▶ [What you will do] Look through the material and tally each line bearing the word "SRMTID". Give only the total.

▶ [Provided information]
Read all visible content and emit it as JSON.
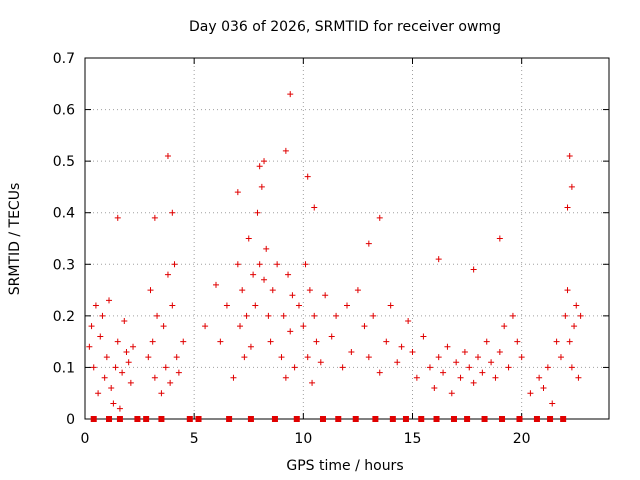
{
  "chart_data": {
    "type": "scatter",
    "title": "Day 036 of 2026, SRMTID for receiver owmg",
    "xlabel": "GPS time / hours",
    "ylabel": "SRMTID / TECUs",
    "xlim": [
      0,
      24
    ],
    "ylim": [
      0,
      0.7
    ],
    "xticks": [
      0,
      5,
      10,
      15,
      20
    ],
    "yticks": [
      0,
      0.1,
      0.2,
      0.3,
      0.4,
      0.5,
      0.6,
      0.7
    ],
    "xtick_labels": [
      "0",
      "5",
      "10",
      "15",
      "20"
    ],
    "ytick_labels": [
      "0",
      "0.1",
      "0.2",
      "0.3",
      "0.4",
      "0.5",
      "0.6",
      "0.7"
    ],
    "grid": true,
    "marker": "+",
    "color": "#e00000",
    "series": [
      {
        "x": [
          0.2,
          0.3,
          0.4,
          0.5,
          0.6,
          0.7,
          0.8,
          0.9,
          1.0,
          1.1,
          1.2,
          1.3,
          1.4,
          1.5,
          1.6,
          1.7,
          1.8,
          1.9,
          2.0,
          2.1,
          2.2,
          2.9,
          3.0,
          3.1,
          3.2,
          3.3,
          3.5,
          3.6,
          3.7,
          3.8,
          3.9,
          4.0,
          4.1,
          4.2,
          4.3,
          4.5,
          5.5,
          6.0,
          6.2,
          6.5,
          6.8,
          7.0,
          7.1,
          7.2,
          7.3,
          7.4,
          7.5,
          7.6,
          7.7,
          7.8,
          7.9,
          8.0,
          8.1,
          8.2,
          8.3,
          8.4,
          8.5,
          8.6,
          8.8,
          9.0,
          9.1,
          9.2,
          9.3,
          9.4,
          9.5,
          9.6,
          9.8,
          10.0,
          10.1,
          10.2,
          10.3,
          10.4,
          10.5,
          10.6,
          10.8,
          11.0,
          11.3,
          11.5,
          11.8,
          12.0,
          12.2,
          12.5,
          12.8,
          13.0,
          13.2,
          13.5,
          13.8,
          14.0,
          14.3,
          14.5,
          14.8,
          15.0,
          15.2,
          15.5,
          15.8,
          16.0,
          16.2,
          16.4,
          16.6,
          16.8,
          17.0,
          17.2,
          17.4,
          17.6,
          17.8,
          18.0,
          18.2,
          18.4,
          18.6,
          18.8,
          19.0,
          19.2,
          19.4,
          19.6,
          19.8,
          20.0,
          20.4,
          20.8,
          21.0,
          21.2,
          21.4,
          21.6,
          21.8,
          22.0,
          22.1,
          22.2,
          22.3,
          22.4,
          22.5,
          22.6,
          22.7,
          1.5,
          3.2,
          3.8,
          4.0,
          7.0,
          8.0,
          8.2,
          9.2,
          9.4,
          10.2,
          10.5,
          13.0,
          13.5,
          16.2,
          17.8,
          19.0,
          22.1,
          22.2,
          22.3,
          0.4,
          1.1,
          1.6,
          2.4,
          2.8,
          3.5,
          4.8,
          5.2,
          6.6,
          7.6,
          8.7,
          9.7,
          10.9,
          11.6,
          12.4,
          13.3,
          14.1,
          14.7,
          15.4,
          16.1,
          16.9,
          17.5,
          18.3,
          19.1,
          19.9,
          20.7,
          21.3,
          21.9
        ],
        "y": [
          0.14,
          0.18,
          0.1,
          0.22,
          0.05,
          0.16,
          0.2,
          0.08,
          0.12,
          0.23,
          0.06,
          0.03,
          0.1,
          0.15,
          0.02,
          0.09,
          0.19,
          0.13,
          0.11,
          0.07,
          0.14,
          0.12,
          0.25,
          0.15,
          0.08,
          0.2,
          0.05,
          0.18,
          0.1,
          0.28,
          0.07,
          0.22,
          0.3,
          0.12,
          0.09,
          0.15,
          0.18,
          0.26,
          0.15,
          0.22,
          0.08,
          0.3,
          0.18,
          0.25,
          0.12,
          0.2,
          0.35,
          0.14,
          0.28,
          0.22,
          0.4,
          0.3,
          0.45,
          0.27,
          0.33,
          0.2,
          0.15,
          0.25,
          0.3,
          0.12,
          0.2,
          0.08,
          0.28,
          0.17,
          0.24,
          0.1,
          0.22,
          0.18,
          0.3,
          0.12,
          0.25,
          0.07,
          0.2,
          0.15,
          0.11,
          0.24,
          0.16,
          0.2,
          0.1,
          0.22,
          0.13,
          0.25,
          0.18,
          0.12,
          0.2,
          0.09,
          0.15,
          0.22,
          0.11,
          0.14,
          0.19,
          0.13,
          0.08,
          0.16,
          0.1,
          0.06,
          0.12,
          0.09,
          0.14,
          0.05,
          0.11,
          0.08,
          0.13,
          0.1,
          0.07,
          0.12,
          0.09,
          0.15,
          0.11,
          0.08,
          0.13,
          0.18,
          0.1,
          0.2,
          0.15,
          0.12,
          0.05,
          0.08,
          0.06,
          0.1,
          0.03,
          0.15,
          0.12,
          0.2,
          0.25,
          0.15,
          0.1,
          0.18,
          0.22,
          0.08,
          0.2,
          0.39,
          0.39,
          0.51,
          0.4,
          0.44,
          0.49,
          0.5,
          0.52,
          0.63,
          0.47,
          0.41,
          0.34,
          0.39,
          0.31,
          0.29,
          0.35,
          0.41,
          0.51,
          0.45,
          0,
          0,
          0,
          0,
          0,
          0,
          0,
          0,
          0,
          0,
          0,
          0,
          0,
          0,
          0,
          0,
          0,
          0,
          0,
          0,
          0,
          0,
          0,
          0,
          0,
          0,
          0,
          0
        ]
      }
    ]
  }
}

▶ [Problem solution] 2